[[ Text block open ]]

In evaluating carotid arteries by means of ultrasound, it becomes evident from visual inspection of the intima-media complex that, even in intima-media complexes of normal thickness, there is great variation in echogenicity, texture and intima-media pattern.5 , 7 It is possible that such changes may precede development of a significant increase in the thickness of the carotid intima-media complex.
The variations in texture and echogenicity observed by a physician during ultrasound examinations can be objectively evaluated from the visual pattern of the carotid intima-media complex and from the gray-scale mean, respectively.5 , 8 The echogenicity of the intima-media complex may also be related to risk factors other than the carotid intima-media thickness, as can be seen in the brachial artery.5 These changes have also been correlated with age and risk factors for atherosclerosis.9 In older subjects, the intima-media layer is more discontinuous and irregular, and these changes could account for the leukocytes and fatty streaks clustered along the endothelium of atherosclerotic vessels that are seen on electron micrographs.9 Subclinical atherosclerotic lesions typically begin as endothelial damage with gradual intima-media thickening and development of a more granular appearance on ultrasound, which represents a more advanced stage of atherosclerosis and precedes development of significant thickening.9
OBJECTIVE
The objectives of this study were to evaluate the relationship between cardiovascular risk factors and the echogenicity of the carotid intima-media complex and to identify the factors most associated with recognition of an "abnormal" carotid intimamedia complex.

[[ Text block closed ]]

> _What you will do_:
A – Answer these questions from the passage on carotid intima-media echogenicity:
(i) Which three features vary greatly even in intima-media complexes of normal thickness?
(ii) How is the intima-media layer described in older subjects?
(iii) What was the second objective of the study?
B – In the passage on carotid intima-media echogenicity, rewrite the paragraph beginning "The variations in texture and echogenicity" as a bulleted list that keeps its main facts.
C – Carry on the passage on carotid intima-media echogenicity from the point where it ends.

[[ Input data open ]]

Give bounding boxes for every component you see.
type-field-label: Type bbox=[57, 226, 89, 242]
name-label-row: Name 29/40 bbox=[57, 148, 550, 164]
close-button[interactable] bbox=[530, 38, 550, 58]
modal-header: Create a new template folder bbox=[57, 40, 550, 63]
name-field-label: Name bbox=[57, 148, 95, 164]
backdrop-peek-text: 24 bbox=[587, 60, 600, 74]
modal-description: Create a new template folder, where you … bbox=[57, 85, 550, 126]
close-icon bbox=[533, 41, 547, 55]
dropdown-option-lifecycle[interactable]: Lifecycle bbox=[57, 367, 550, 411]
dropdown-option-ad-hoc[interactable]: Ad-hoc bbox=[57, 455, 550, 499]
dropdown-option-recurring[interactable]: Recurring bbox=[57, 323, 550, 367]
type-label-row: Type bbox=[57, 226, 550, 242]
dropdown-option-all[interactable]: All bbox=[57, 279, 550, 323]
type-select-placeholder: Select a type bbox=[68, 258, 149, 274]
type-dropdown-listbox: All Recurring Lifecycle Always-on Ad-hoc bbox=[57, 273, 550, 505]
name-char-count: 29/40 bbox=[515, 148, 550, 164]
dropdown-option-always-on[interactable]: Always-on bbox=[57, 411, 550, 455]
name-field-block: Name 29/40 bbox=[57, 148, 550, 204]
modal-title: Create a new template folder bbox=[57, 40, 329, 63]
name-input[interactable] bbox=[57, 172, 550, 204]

[[ Input data closed ]]

> _Answers for the exercise_:
A –
(i) Echogenicity, texture and intima-media pattern.
(ii) It is more discontinuous and irregular.
(iii) To identify the factors most associated with recognition of an "abnormal" carotid intima-media complex.

B –
- Texture can be objectively evaluated from the visual pattern of the carotid intima-media complex, and echogenicity from the gray-scale mean.
- Echogenicity of the intima-media complex may relate to risk factors other than carotid intima-media thickness, as seen in the brachial artery.
- These changes have been correlated with age and with risk factors for atherosclerosis.
- In older subjects, the intima-media layer is more discontinuous and irregular, which could account for the leukocytes and fatty streaks seen on electron micrographs of atherosclerotic vessels.
- Subclinical lesions typically begin as endothelial damage, followed by gradual intima-media thickening and a more granular ultrasound appearance. This granular appearance marks a more advanced stage and precedes significant thickening.

C –
METHODS
Population
Eighty male volunteers aged 30 to 60 years were included in this study, from March to October 2010. We used a convenience sample size to test our hypothesis in this initial study. All the volunteers were selected and referred from the nephrology outpatient clinic of Hospital do Rim e Hipertensão, Universidade Federal de São Paulo (Unifesp). They had signed a consent form, approved by the Ethics Committee of Unifesp.
The criteria for exclusion included insulin-dependent diabetes, history of smoking or use of statins. Any presence of plaque in the common carotid artery was also a criterion for exclusion.
Anthropometric measurements such as weight (kg), height (m), and waist circumference (cm) were made with the volunteer wearing light clothes and no shoes. Body mass index was calculated by dividing weight (kg) by height squared (m2), and waist circumference was measured at the level of the umbilicus with the volunteers in the supine position.
A fasting blood sample was collected in order to assess lipid profile (total cholesterol, low-density lipoprotein-cholesterol, high-density lipoprotein-cholesterol, and triglycerides), triglyceride/high-density lipoprotein-cholesterol ratio (atherogenic index), fasting glucose, C-reactive protein and uric acid.
Systolic and diastolic blood pressures were measured in the volunteers in the seated position, after five minutes of resting, using a calibrated sphygmomanometer. Three consecutive measurements were made and the average of the last two measurements was used for the analysis.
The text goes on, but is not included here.